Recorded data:

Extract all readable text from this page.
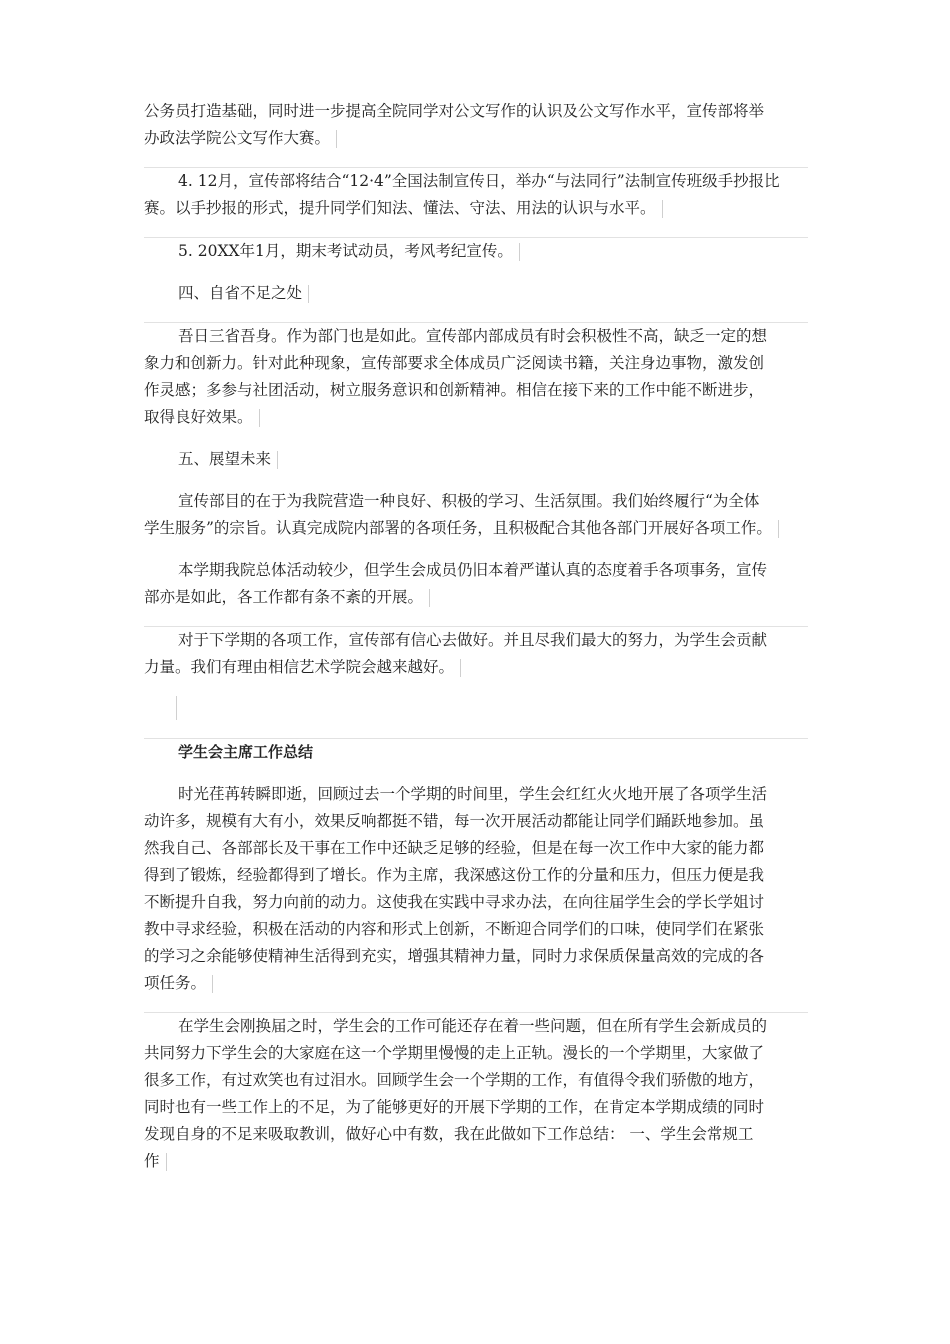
公务员打造基础，同时进一步提高全院同学对公文写作的认识及公文写作水平，宣传部将举
办政法学院公文写作大赛。
4. 12月，宣传部将结合“12·4”全国法制宣传日，举办“与法同行”法制宣传班级手抄报比
赛。以手抄报的形式，提升同学们知法、懂法、守法、用法的认识与水平。
5. 20XX年1月，期末考试动员，考风考纪宣传。
四、自省不足之处
吾日三省吾身。作为部门也是如此。宣传部内部成员有时会积极性不高，缺乏一定的想
象力和创新力。针对此种现象，宣传部要求全体成员广泛阅读书籍，关注身边事物，激发创
作灵感；多参与社团活动，树立服务意识和创新精神。相信在接下来的工作中能不断进步，
取得良好效果。
五、展望未来
宣传部目的在于为我院营造一种良好、积极的学习、生活氛围。我们始终履行“为全体
学生服务”的宗旨。认真完成院内部署的各项任务，且积极配合其他各部门开展好各项工作。
本学期我院总体活动较少，但学生会成员仍旧本着严谨认真的态度着手各项事务，宣传
部亦是如此，各工作都有条不紊的开展。
对于下学期的各项工作，宣传部有信心去做好。并且尽我们最大的努力，为学生会贡献
力量。我们有理由相信艺术学院会越来越好。
学生会主席工作总结
时光荏苒转瞬即逝，回顾过去一个学期的时间里，学生会红红火火地开展了各项学生活
动许多，规模有大有小，效果反响都挺不错，每一次开展活动都能让同学们踊跃地参加。虽
然我自己、各部部长及干事在工作中还缺乏足够的经验，但是在每一次工作中大家的能力都
得到了锻炼，经验都得到了增长。作为主席，我深感这份工作的分量和压力，但压力便是我
不断提升自我，努力向前的动力。这使我在实践中寻求办法，在向往届学生会的学长学姐讨
教中寻求经验，积极在活动的内容和形式上创新，不断迎合同学们的口味，使同学们在紧张
的学习之余能够使精神生活得到充实，增强其精神力量，同时力求保质保量高效的完成的各
项任务。
在学生会刚换届之时，学生会的工作可能还存在着一些问题，但在所有学生会新成员的
共同努力下学生会的大家庭在这一个学期里慢慢的走上正轨。漫长的一个学期里，大家做了
很多工作，有过欢笑也有过泪水。回顾学生会一个学期的工作，有值得令我们骄傲的地方，
同时也有一些工作上的不足，为了能够更好的开展下学期的工作，在肯定本学期成绩的同时
发现自身的不足来吸取教训，做好心中有数，我在此做如下工作总结： 一、学生会常规工
作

=== EXERCISE INSTRUCTIONS ===
Strip out the images, then output the records above word for word.

=== ANSWER TO THE TASK ===
Extract all readable text from this page.
公务员打造基础，同时进一步提高全院同学对公文写作的认识及公文写作水平，宣传部将举
办政法学院公文写作大赛。
4. 12月，宣传部将结合“12·4”全国法制宣传日，举办“与法同行”法制宣传班级手抄报比
赛。以手抄报的形式，提升同学们知法、懂法、守法、用法的认识与水平。
5. 20XX年1月，期末考试动员，考风考纪宣传。
四、自省不足之处
吾日三省吾身。作为部门也是如此。宣传部内部成员有时会积极性不高，缺乏一定的想
象力和创新力。针对此种现象，宣传部要求全体成员广泛阅读书籍，关注身边事物，激发创
作灵感；多参与社团活动，树立服务意识和创新精神。相信在接下来的工作中能不断进步，
取得良好效果。
五、展望未来
宣传部目的在于为我院营造一种良好、积极的学习、生活氛围。我们始终履行“为全体
学生服务”的宗旨。认真完成院内部署的各项任务，且积极配合其他各部门开展好各项工作。
本学期我院总体活动较少，但学生会成员仍旧本着严谨认真的态度着手各项事务，宣传
部亦是如此，各工作都有条不紊的开展。
对于下学期的各项工作，宣传部有信心去做好。并且尽我们最大的努力，为学生会贡献
力量。我们有理由相信艺术学院会越来越好。
学生会主席工作总结
时光荏苒转瞬即逝，回顾过去一个学期的时间里，学生会红红火火地开展了各项学生活
动许多，规模有大有小，效果反响都挺不错，每一次开展活动都能让同学们踊跃地参加。虽
然我自己、各部部长及干事在工作中还缺乏足够的经验，但是在每一次工作中大家的能力都
得到了锻炼，经验都得到了增长。作为主席，我深感这份工作的分量和压力，但压力便是我
不断提升自我，努力向前的动力。这使我在实践中寻求办法，在向往届学生会的学长学姐讨
教中寻求经验，积极在活动的内容和形式上创新，不断迎合同学们的口味，使同学们在紧张
的学习之余能够使精神生活得到充实，增强其精神力量，同时力求保质保量高效的完成的各
项任务。
在学生会刚换届之时，学生会的工作可能还存在着一些问题，但在所有学生会新成员的
共同努力下学生会的大家庭在这一个学期里慢慢的走上正轨。漫长的一个学期里，大家做了
很多工作，有过欢笑也有过泪水。回顾学生会一个学期的工作，有值得令我们骄傲的地方，
同时也有一些工作上的不足，为了能够更好的开展下学期的工作，在肯定本学期成绩的同时
发现自身的不足来吸取教训，做好心中有数，我在此做如下工作总结： 一、学生会常规工
作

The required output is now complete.